Stored data:
**********
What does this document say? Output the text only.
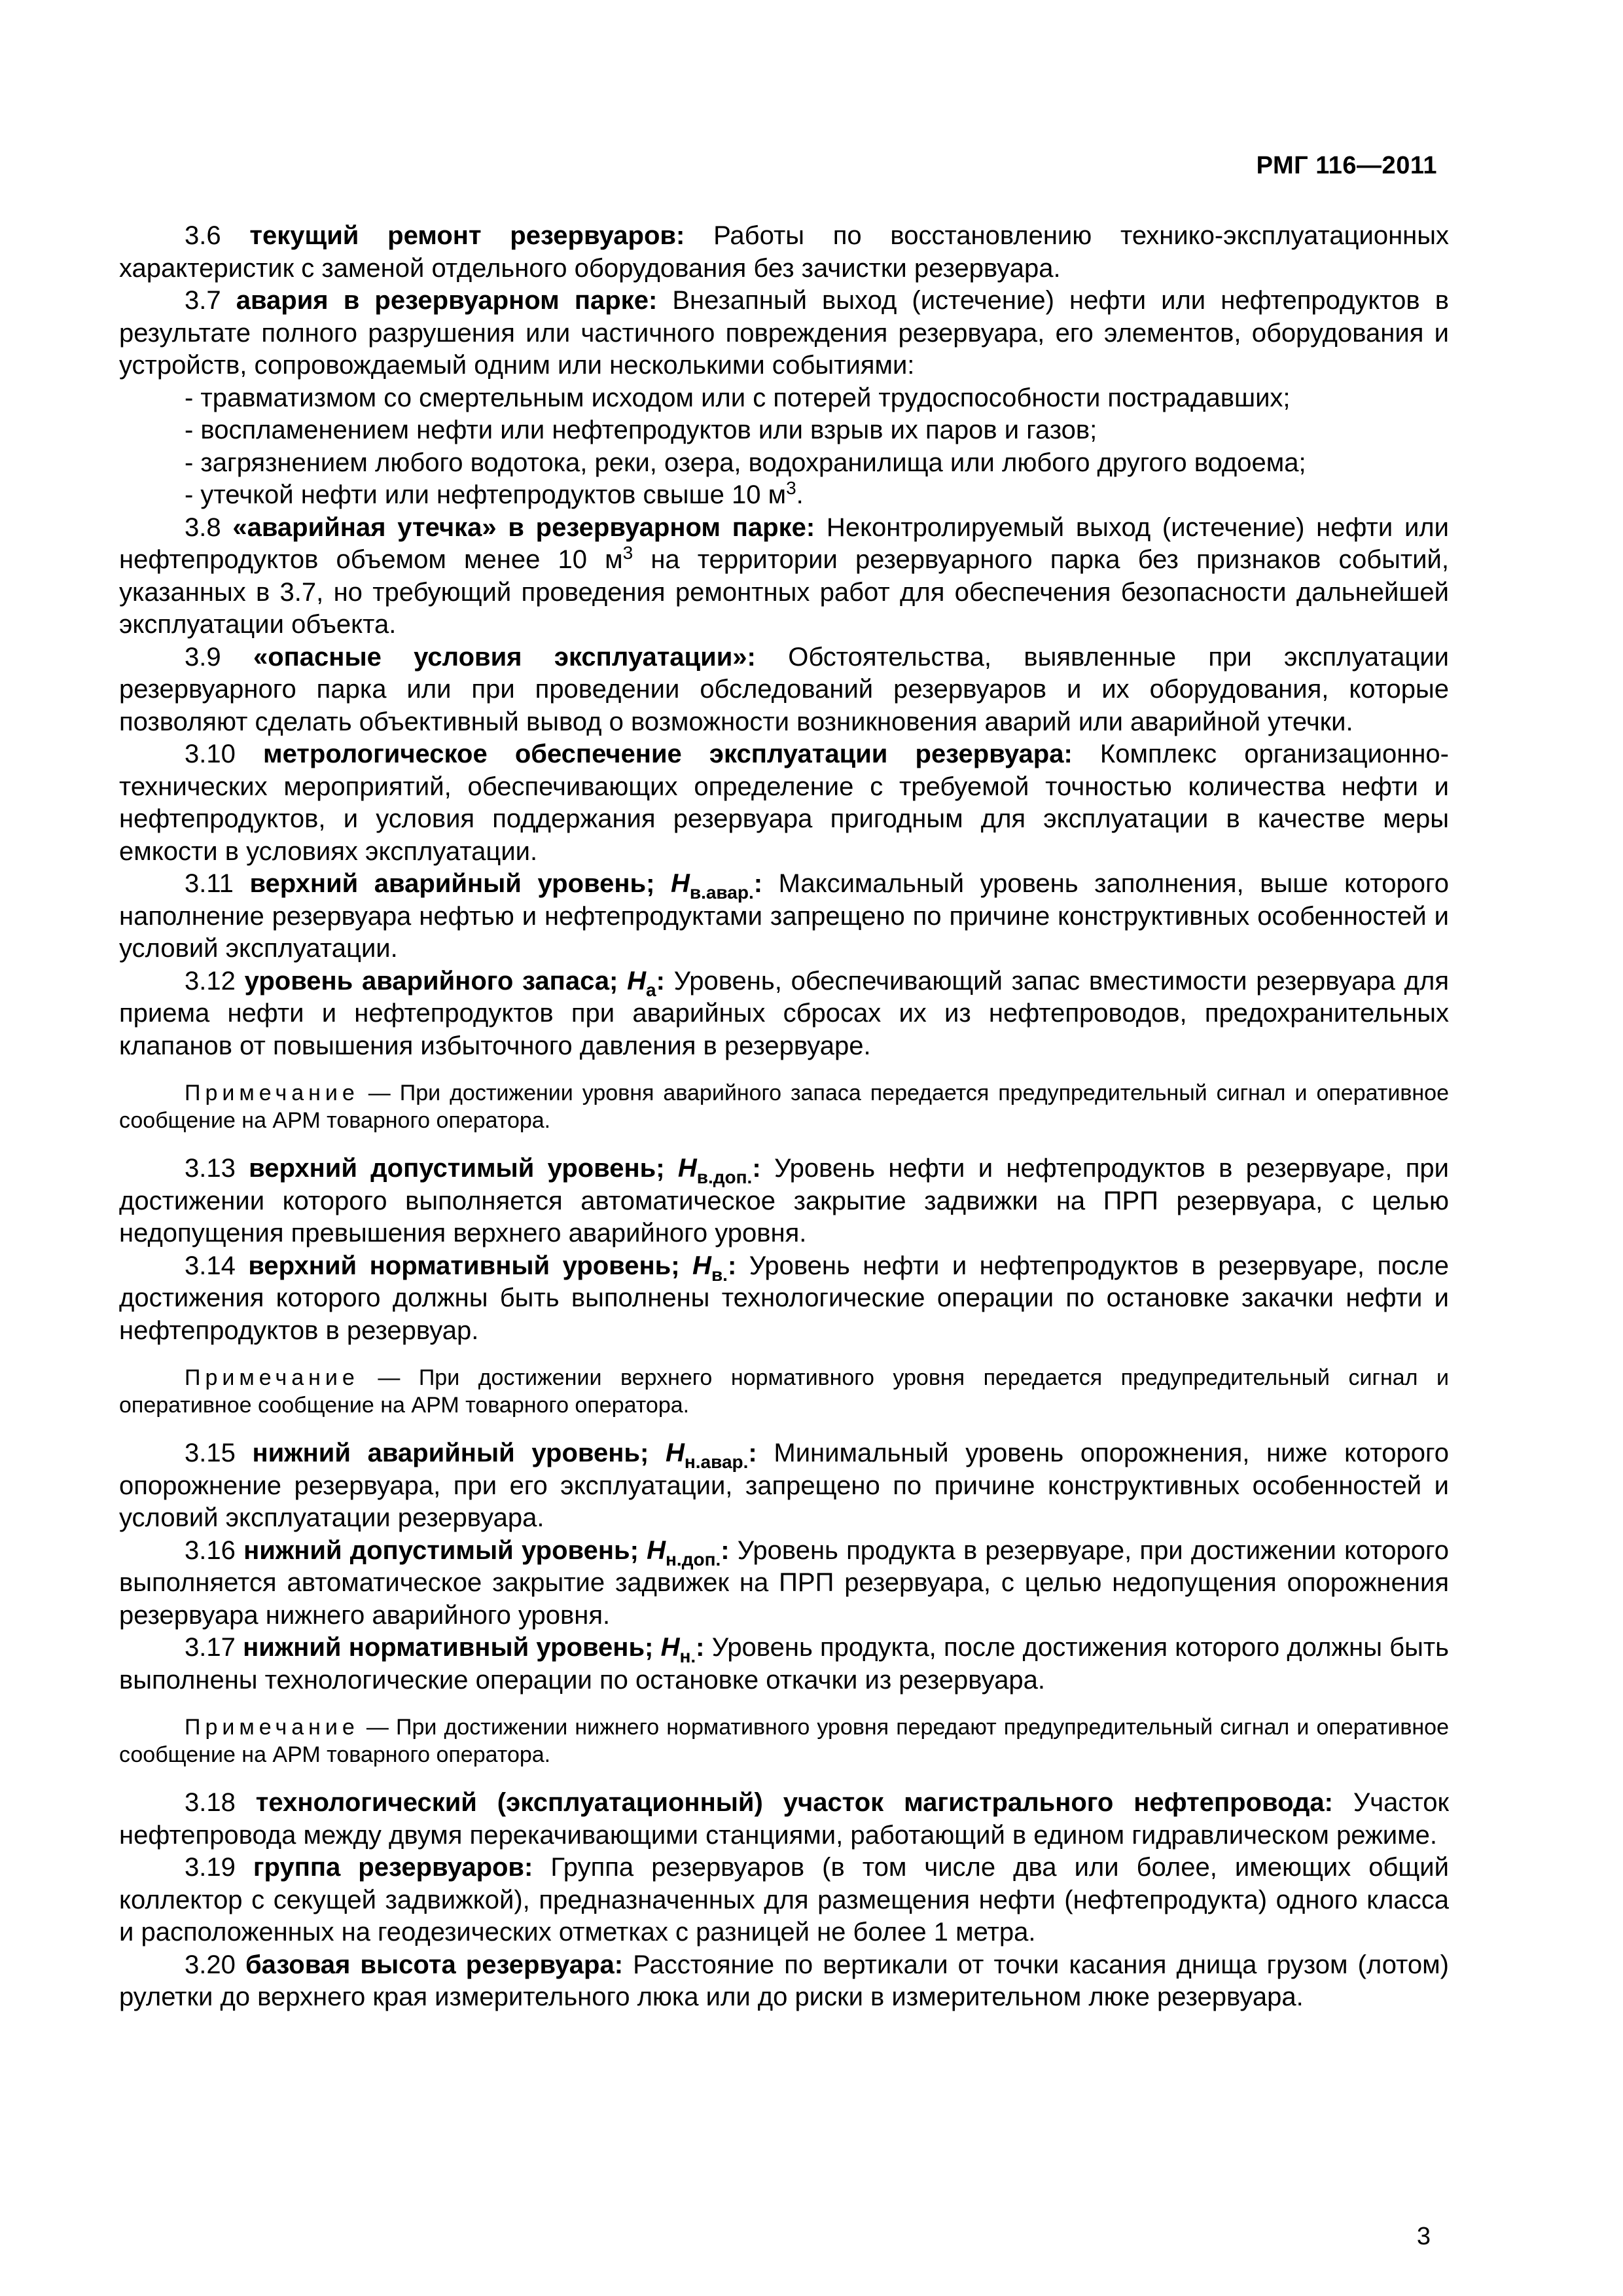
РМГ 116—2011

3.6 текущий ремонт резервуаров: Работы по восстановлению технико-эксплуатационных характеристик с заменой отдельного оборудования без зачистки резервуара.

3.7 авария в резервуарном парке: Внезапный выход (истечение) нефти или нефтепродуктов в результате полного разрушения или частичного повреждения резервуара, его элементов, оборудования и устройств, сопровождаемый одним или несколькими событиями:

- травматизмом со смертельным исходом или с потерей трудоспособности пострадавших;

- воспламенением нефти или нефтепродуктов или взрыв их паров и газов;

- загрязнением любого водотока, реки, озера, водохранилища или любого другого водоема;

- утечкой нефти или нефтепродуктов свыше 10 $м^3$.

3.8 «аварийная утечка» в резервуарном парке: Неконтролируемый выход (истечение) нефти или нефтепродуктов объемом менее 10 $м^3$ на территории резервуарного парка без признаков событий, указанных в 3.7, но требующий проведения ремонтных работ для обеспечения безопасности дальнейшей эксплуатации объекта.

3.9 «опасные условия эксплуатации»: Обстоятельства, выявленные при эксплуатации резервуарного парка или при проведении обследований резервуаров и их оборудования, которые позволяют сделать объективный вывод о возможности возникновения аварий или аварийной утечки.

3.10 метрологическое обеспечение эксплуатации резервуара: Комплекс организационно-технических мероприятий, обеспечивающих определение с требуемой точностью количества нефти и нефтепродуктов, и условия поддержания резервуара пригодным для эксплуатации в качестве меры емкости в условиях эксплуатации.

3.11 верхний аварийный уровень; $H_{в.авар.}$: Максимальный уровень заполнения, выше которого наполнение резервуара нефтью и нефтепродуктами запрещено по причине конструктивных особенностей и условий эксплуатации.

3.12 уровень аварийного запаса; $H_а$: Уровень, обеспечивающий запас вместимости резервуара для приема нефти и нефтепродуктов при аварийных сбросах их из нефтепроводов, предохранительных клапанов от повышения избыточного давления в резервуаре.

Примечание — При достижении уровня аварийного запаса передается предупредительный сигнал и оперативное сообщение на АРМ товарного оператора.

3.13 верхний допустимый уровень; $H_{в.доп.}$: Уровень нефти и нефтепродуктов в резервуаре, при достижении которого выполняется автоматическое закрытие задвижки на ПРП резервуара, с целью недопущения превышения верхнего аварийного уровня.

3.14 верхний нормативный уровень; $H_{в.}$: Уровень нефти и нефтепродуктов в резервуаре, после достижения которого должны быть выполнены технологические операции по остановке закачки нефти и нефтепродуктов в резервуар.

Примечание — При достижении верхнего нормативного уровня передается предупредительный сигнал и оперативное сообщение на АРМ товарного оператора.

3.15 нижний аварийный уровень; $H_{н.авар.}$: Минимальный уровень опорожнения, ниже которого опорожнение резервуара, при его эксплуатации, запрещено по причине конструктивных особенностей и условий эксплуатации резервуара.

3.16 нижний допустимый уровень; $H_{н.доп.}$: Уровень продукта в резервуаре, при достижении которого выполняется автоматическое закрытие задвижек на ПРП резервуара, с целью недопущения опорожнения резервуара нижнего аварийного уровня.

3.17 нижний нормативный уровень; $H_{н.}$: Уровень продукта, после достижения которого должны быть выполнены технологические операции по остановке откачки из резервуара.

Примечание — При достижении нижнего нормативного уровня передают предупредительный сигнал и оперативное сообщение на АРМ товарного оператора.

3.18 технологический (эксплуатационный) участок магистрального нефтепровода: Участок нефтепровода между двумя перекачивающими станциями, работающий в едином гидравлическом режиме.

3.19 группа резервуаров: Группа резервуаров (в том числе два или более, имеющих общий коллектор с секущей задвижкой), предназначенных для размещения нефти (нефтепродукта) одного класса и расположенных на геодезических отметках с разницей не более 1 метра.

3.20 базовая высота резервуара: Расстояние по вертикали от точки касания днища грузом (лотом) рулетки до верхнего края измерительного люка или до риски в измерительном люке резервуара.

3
**********
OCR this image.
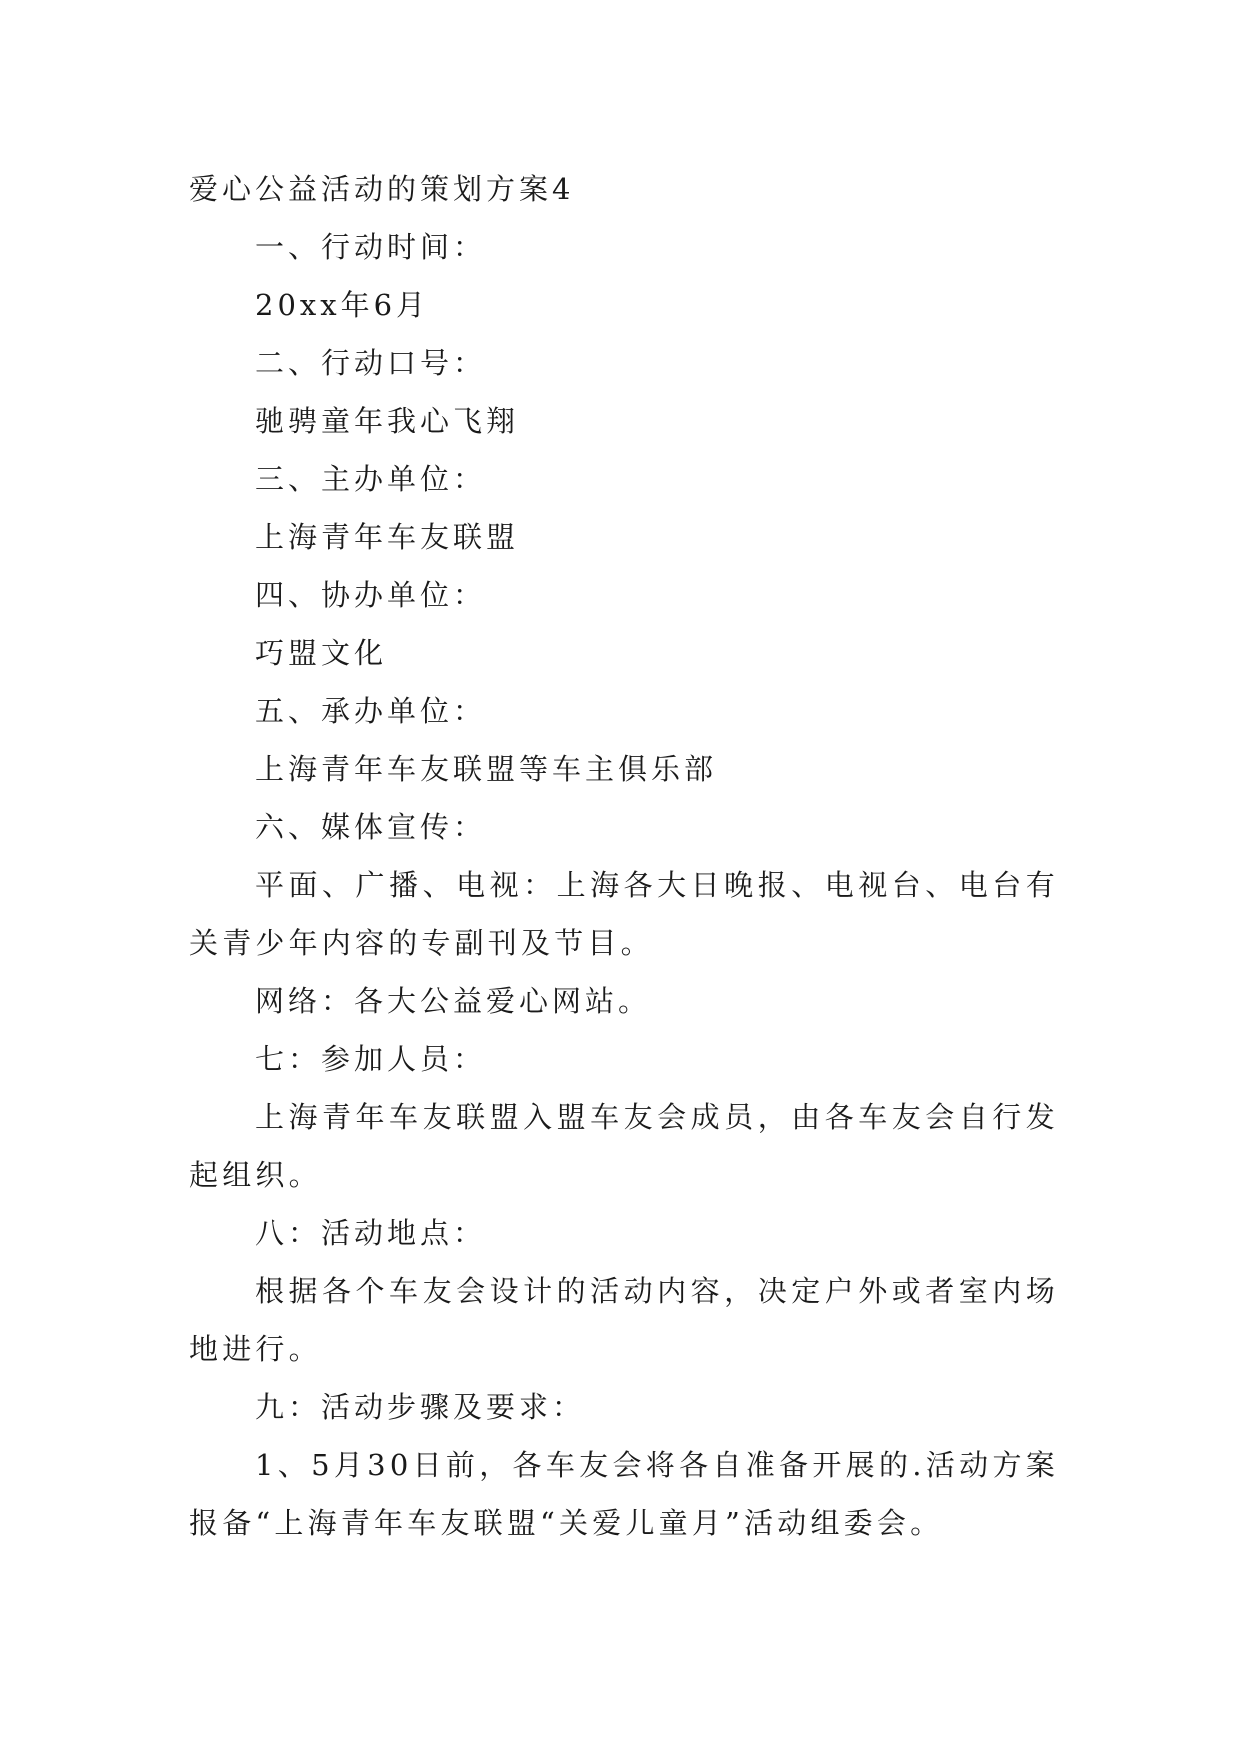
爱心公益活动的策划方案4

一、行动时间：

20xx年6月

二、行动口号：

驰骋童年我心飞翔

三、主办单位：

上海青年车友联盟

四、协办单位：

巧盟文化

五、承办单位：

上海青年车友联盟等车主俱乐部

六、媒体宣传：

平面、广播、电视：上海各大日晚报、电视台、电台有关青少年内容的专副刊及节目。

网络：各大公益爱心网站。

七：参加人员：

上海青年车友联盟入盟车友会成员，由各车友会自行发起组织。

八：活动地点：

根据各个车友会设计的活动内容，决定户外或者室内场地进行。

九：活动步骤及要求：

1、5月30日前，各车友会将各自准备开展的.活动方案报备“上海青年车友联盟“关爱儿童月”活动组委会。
**********
EXERCISE DIRECTIONS:
Search the data for the word "оператора" and copy each line where it appears.

RESPONSE TO THE TASK:
Примечание — При достижении уровня аварийного запаса передается предупредительный сигнал и оперативное сообщение на АРМ товарного оператора.
Примечание — При достижении верхнего нормативного уровня передается предупредительный сигнал и оперативное сообщение на АРМ товарного оператора.
Примечание — При достижении нижнего нормативного уровня передают предупредительный сигнал и оперативное сообщение на АРМ товарного оператора.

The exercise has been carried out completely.